* **WHAT THIS TASK INVOLVES**
Identify the lines holding "области" and copy them.

* **INPUT DATA**
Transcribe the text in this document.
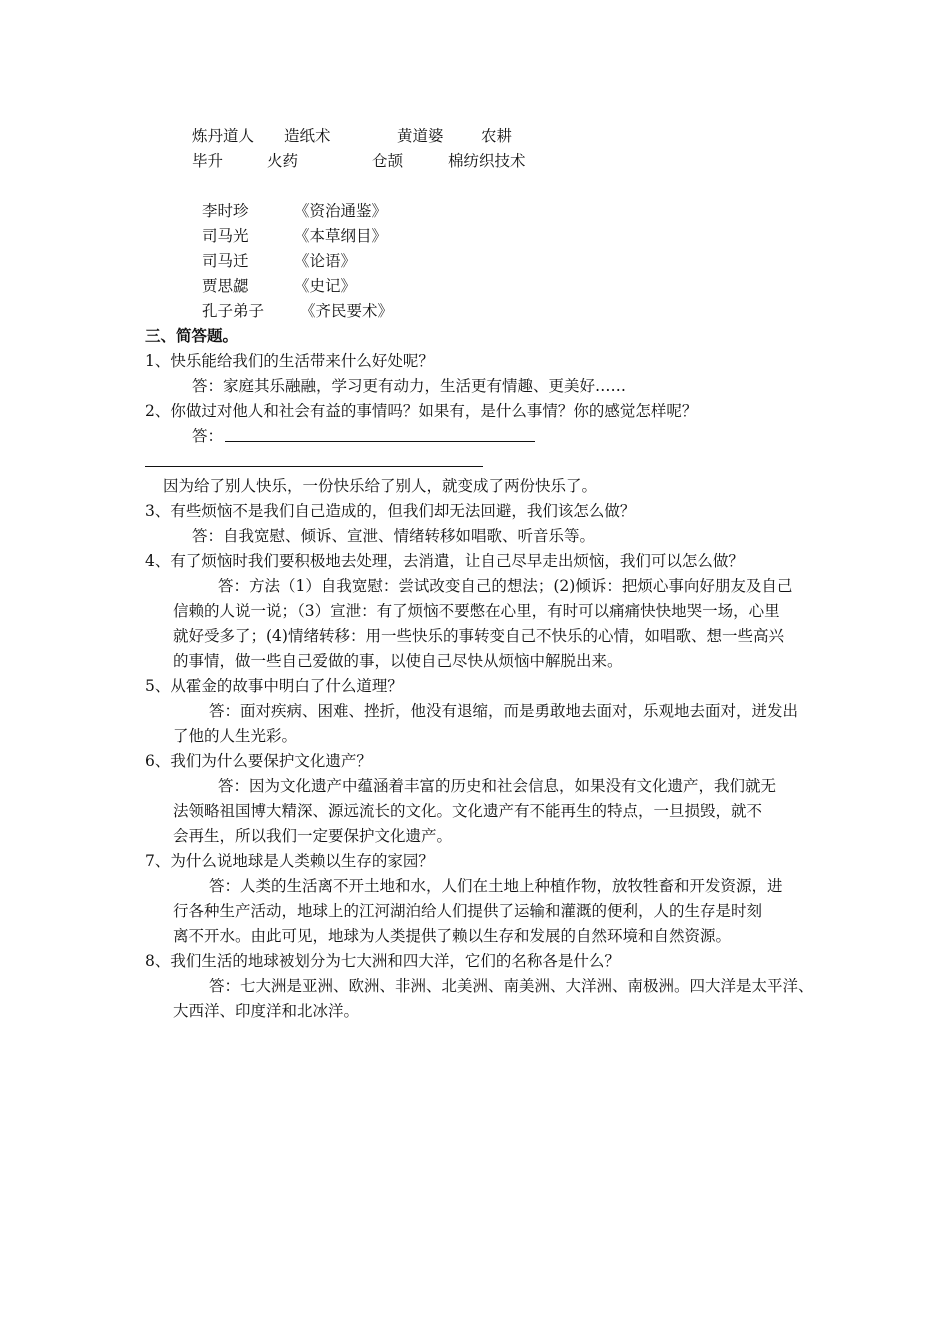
炼丹道人 造纸术	黄道婆 农耕
毕升	火药	仓颉	棉纺织技术
李时珍	《资治通鉴》
司马光	《本草纲目》
司马迁	《论语》
贾思勰	《史记》
孔子弟子 《齐民要术》
三、简答题。
1、快乐能给我们的生活带来什么好处呢？
答：家庭其乐融融，学习更有动力，生活更有情趣、更美好……
2、你做过对他人和社会有益的事情吗？如果有，是什么事情？你的感觉怎样呢？
答：
因为给了别人快乐，一份快乐给了别人，就变成了两份快乐了。
3、有些烦恼不是我们自己造成的，但我们却无法回避，我们该怎么做？
答：自我宽慰、倾诉、宣泄、情绪转移如唱歌、听音乐等。
4、有了烦恼时我们要积极地去处理，去消遣，让自己尽早走出烦恼，我们可以怎么做？
答：方法（1）自我宽慰：尝试改变自己的想法；(2)倾诉：把烦心事向好朋友及自己
信赖的人说一说；（3）宣泄：有了烦恼不要憋在心里，有时可以痛痛快快地哭一场，心里
就好受多了；(4)情绪转移：用一些快乐的事转变自己不快乐的心情，如唱歌、想一些高兴
的事情，做一些自己爱做的事，以使自己尽快从烦恼中解脱出来。
5、从霍金的故事中明白了什么道理？
答：面对疾病、困难、挫折，他没有退缩，而是勇敢地去面对，乐观地去面对，迸发出
了他的人生光彩。
6、我们为什么要保护文化遗产？
答：因为文化遗产中蕴涵着丰富的历史和社会信息，如果没有文化遗产，我们就无
法领略祖国博大精深、源远流长的文化。文化遗产有不能再生的特点，一旦损毁，就不
会再生，所以我们一定要保护文化遗产。
7、为什么说地球是人类赖以生存的家园？
答：人类的生活离不开土地和水，人们在土地上种植作物，放牧牲畜和开发资源，进
行各种生产活动，地球上的江河湖泊给人们提供了运输和灌溉的便利，人的生存是时刻
离不开水。由此可见，地球为人类提供了赖以生存和发展的自然环境和自然资源。
8、我们生活的地球被划分为七大洲和四大洋，它们的名称各是什么？
答：七大洲是亚洲、欧洲、非洲、北美洲、南美洲、大洋洲、南极洲。四大洋是太平洋、
大西洋、印度洋和北冰洋。
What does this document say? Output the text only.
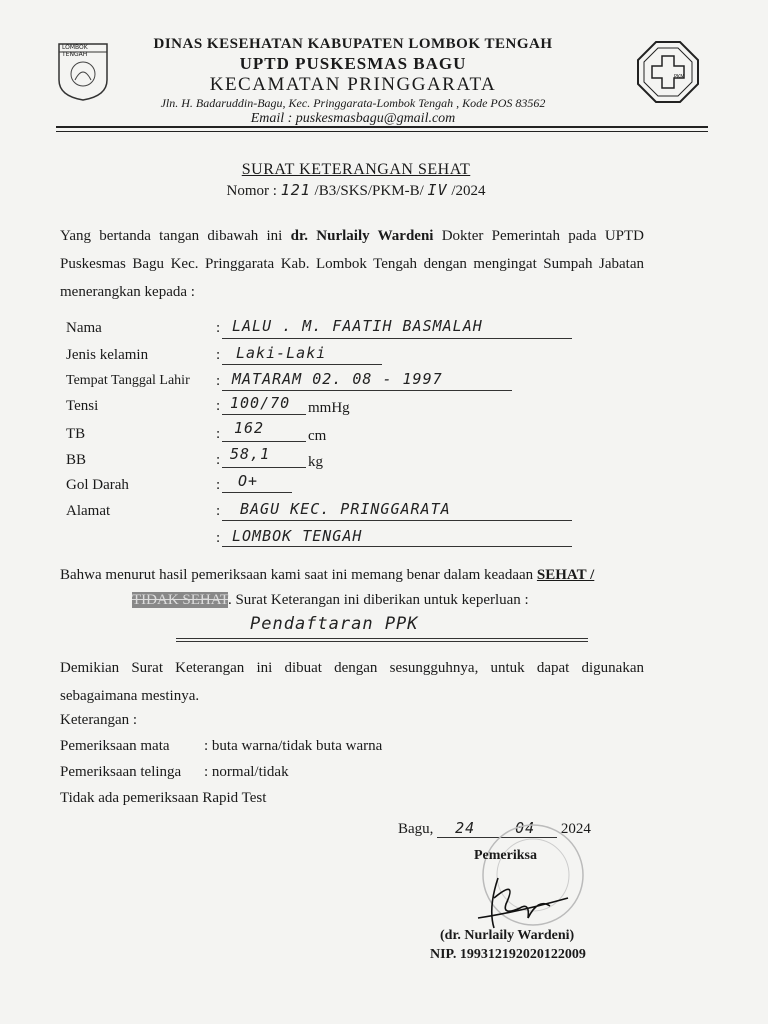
LOMBOK TENGAH
DINAS KESEHATAN KABUPATEN LOMBOK TENGAH
UPTD PUSKESMAS BAGU
KECAMATAN PRINGGARATA
Jln. H. Badaruddin-Bagu, Kec. Pringgarata-Lombok Tengah , Kode POS 83562
Email : puskesmasbagu@gmail.com
PKM
SURAT KETERANGAN SEHAT
Nomor : 121 /B3/SKS/PKM-B/ IV /2024
Yang bertanda tangan dibawah ini dr. Nurlaily Wardeni Dokter Pemerintah pada UPTD Puskesmas Bagu Kec. Pringgarata Kab. Lombok Tengah dengan mengingat Sumpah Jabatan menerangkan kepada :
Nama	: LALU . M. FAATIH BASMALAH
Jenis kelamin	: Laki-Laki
Tempat Tanggal Lahir : MATARAM 02. 08 - 1997
Tensi	: 100/70 mmHg
TB	: 162	cm
BB	: 58,1	kg
Gol Darah	: O+
Alamat	: BAGU KEC. PRINGGARATA
: LOMBOK TENGAH
Bahwa menurut hasil pemeriksaan kami saat ini memang benar dalam keadaan SEHAT /
TIDAK SEHAT. Surat Keterangan ini diberikan untuk keperluan :
Pendaftaran PPK
Demikian Surat Keterangan ini dibuat dengan sesungguhnya, untuk dapat digunakan sebagaimana mestinya.
Keterangan :
Pemeriksaan mata : buta warna/tidak buta warna
Pemeriksaan telinga : normal/tidak
Tidak ada pemeriksaan Rapid Test
Bagu, 24	04 2024
Pemeriksa
(dr. Nurlaily Wardeni)
NIP. 199312192020122009
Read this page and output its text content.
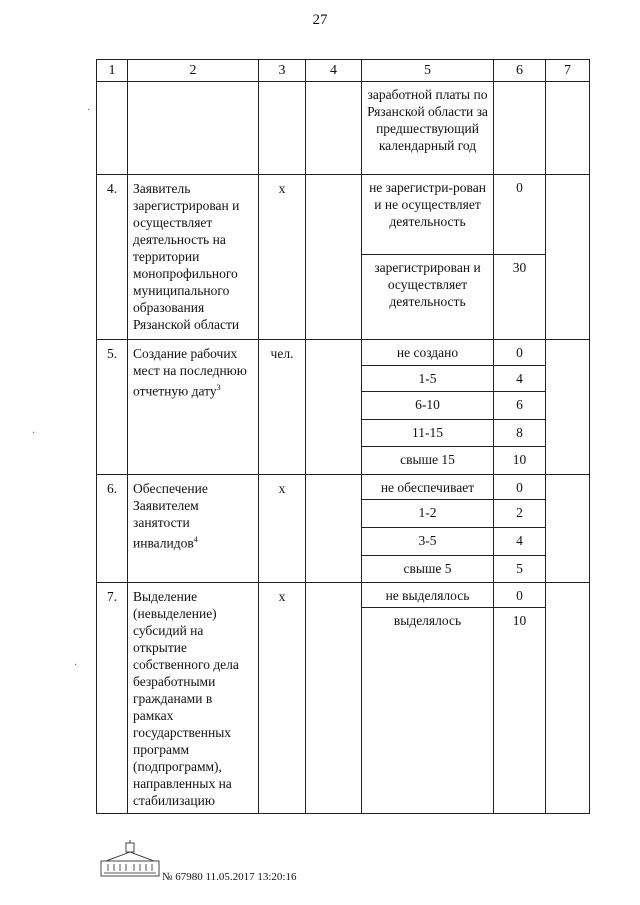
27
·
·
·
1	2	3	4	5	6	7

заработной платы по Рязанской области за предшествующий календарный год		

4.	Заявитель зарегистрирован и осуществляет деятельность на территории монопрофильного муниципального образования Рязанской области	х		не зарегистри-рован и не осуществляет деятельность	0	

зарегистрирован и осуществляет деятельность	30	

5.	Создание рабочих мест на последнюю отчетную дату$^3$	чел.		не создано	0	

1-5	4	

6-10	6	

11-15	8	

свыше 15	10	

6.	Обеспечение Заявителем занятости инвалидов$^4$	х		не обеспечивает	0	

1-2	2	

3-5	4	

свыше 5	5	

7.	Выделение (невыделение) субсидий на открытие собственного дела безработными гражданами в рамках государственных программ (подпрограмм), направленных на стабилизацию	х		не выделялось	0	

выделялось	10	
№ 67980 11.05.2017 13:20:16
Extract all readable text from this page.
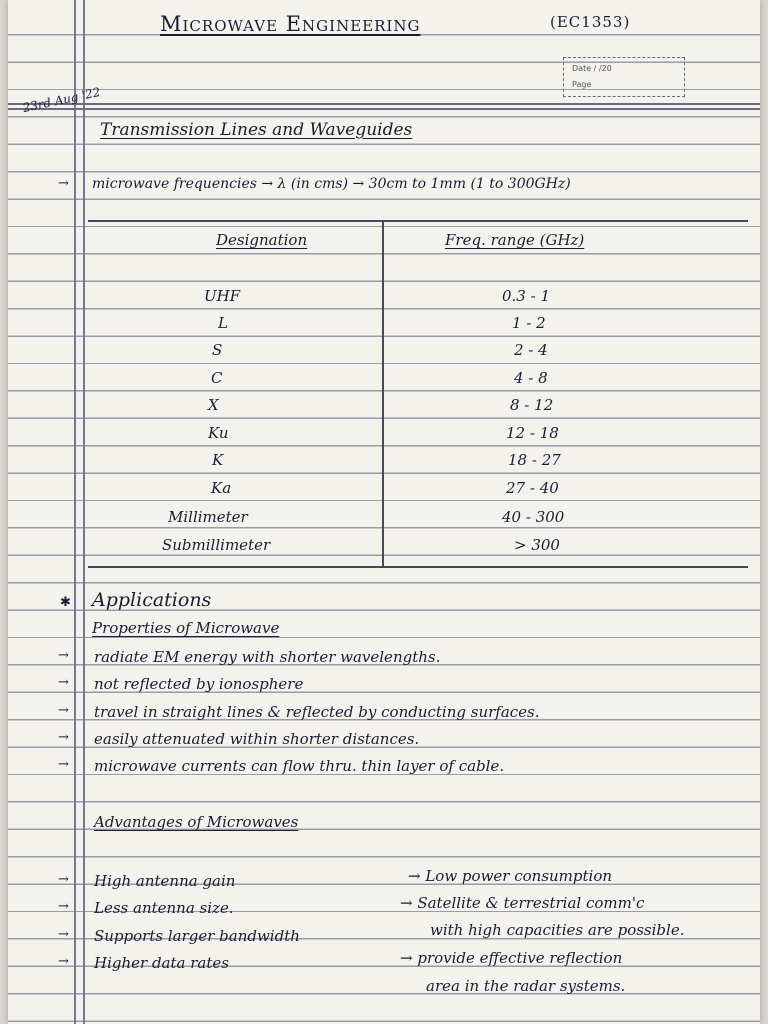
Microwave Engineering	(EC1353)
Date / /20
Page
23rd Aug '22
Transmission Lines and Waveguides
→ microwave frequencies → λ (in cms) → 30cm to 1mm (1 to 300GHz)
Designation	Freq. range (GHz)
UHF	0.3 - 1
L	1 - 2
S	2 - 4
C	4 - 8
X	8 - 12
Ku	12 - 18
K	18 - 27
Ka	27 - 40
Millimeter	40 - 300
Submillimeter	> 300
✱ Applications
Properties of Microwave
→ radiate EM energy with shorter wavelengths.
→ not reflected by ionosphere
→ travel in straight lines & reflected by conducting surfaces.
→ easily attenuated within shorter distances.
→ microwave currents can flow thru. thin layer of cable.
Advantages of Microwaves
→ High antenna gain
→ Less antenna size.
→ Supports larger bandwidth
→ Higher data rates
→ Low power consumption
→ Satellite & terrestrial comm'c
with high capacities are possible.
→ provide effective reflection
area in the radar systems.
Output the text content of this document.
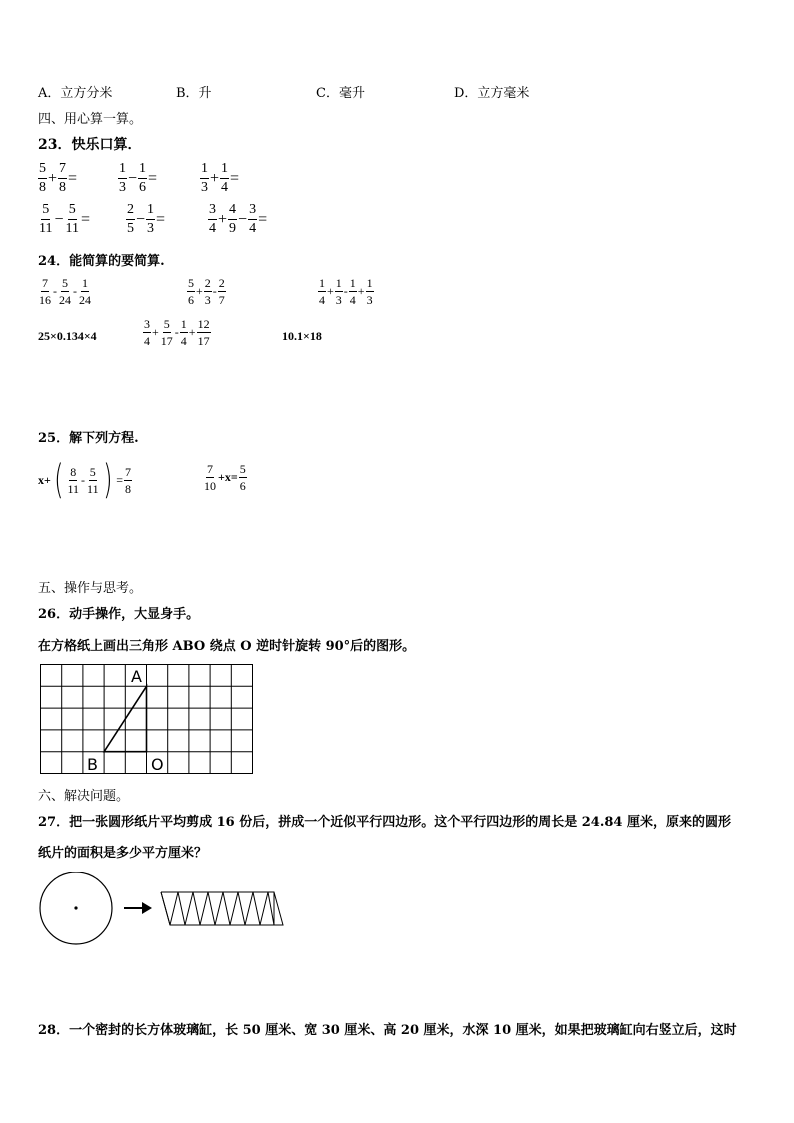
A．立方分米	B．升	C．毫升	D．立方毫米
四、用心算一算。
23．快乐口算．
$\frac{5}{8} + \frac{7}{8}$ =	$\frac{1}{3} - \frac{1}{6}$ =	$\frac{1}{3} + \frac{1}{4}$ =
$\frac{5}{11} - \frac{5}{11}$ =	$\frac{2}{5} - \frac{1}{3}$ =	$\frac{3}{4} + \frac{4}{9} - \frac{3}{4}$ =
24．能简算的要简算.
$\frac{7}{16} - \frac{5}{24} - \frac{1}{24}$	$\frac{5}{6} + \frac{2}{3} - \frac{2}{7}$	$\frac{1}{4} + \frac{1}{3} - \frac{1}{4} + \frac{1}{3}$
25×0.134×4	$\frac{3}{4} + \frac{5}{17} - \frac{1}{4} + \frac{12}{17}$	10.1×18
25．解下列方程.
x+ ( $\frac{8}{11} - \frac{5}{11}$ ) = $\frac{7}{8}$	$\frac{7}{10} +x= \frac{5}{6}$
五、操作与思考。
26．动手操作，大显身手。
在方格纸上画出三角形 ABO 绕点 O 逆时针旋转 90°后的图形。
A
B	O
六、解决问题。
27．把一张圆形纸片平均剪成 16 份后，拼成一个近似平行四边形。这个平行四边形的周长是 24.84 厘米，原来的圆形
纸片的面积是多少平方厘米？
28．一个密封的长方体玻璃缸，长 50 厘米、宽 30 厘米、高 20 厘米，水深 10 厘米，如果把玻璃缸向右竖立后，这时
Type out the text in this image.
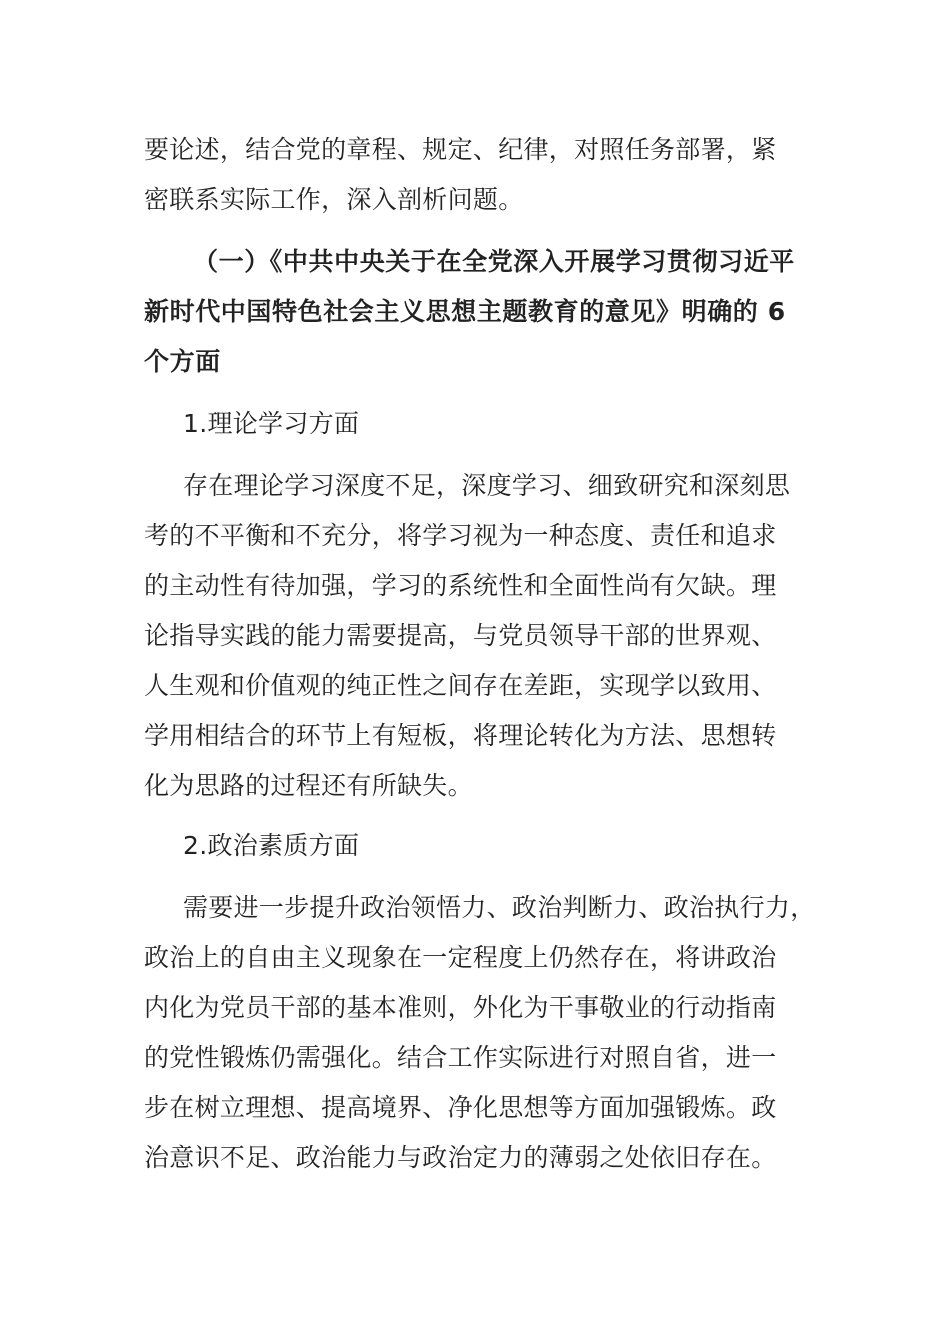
要论述，结合党的章程、规定、纪律，对照任务部署，紧
密联系实际工作，深入剖析问题。
（一）《中共中央关于在全党深入开展学习贯彻习近平
新时代中国特色社会主义思想主题教育的意见》明确的 6
个方面
1.理论学习方面
存在理论学习深度不足，深度学习、细致研究和深刻思
考的不平衡和不充分，将学习视为一种态度、责任和追求
的主动性有待加强，学习的系统性和全面性尚有欠缺。理
论指导实践的能力需要提高，与党员领导干部的世界观、
人生观和价值观的纯正性之间存在差距，实现学以致用、
学用相结合的环节上有短板，将理论转化为方法、思想转
化为思路的过程还有所缺失。
2.政治素质方面
需要进一步提升政治领悟力、政治判断力、政治执行力，
政治上的自由主义现象在一定程度上仍然存在，将讲政治
内化为党员干部的基本准则，外化为干事敬业的行动指南
的党性锻炼仍需强化。结合工作实际进行对照自省，进一
步在树立理想、提高境界、净化思想等方面加强锻炼。政
治意识不足、政治能力与政治定力的薄弱之处依旧存在。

* **SOLVED PROBLEM**
заработной платы по Рязанской области за предшествующий календарный год		
4.	Заявитель зарегистрирован и осуществляет деятельность на территории монопрофильного муниципального образования Рязанской области	х		не зарегистри-рован и не осуществляет деятельность	0	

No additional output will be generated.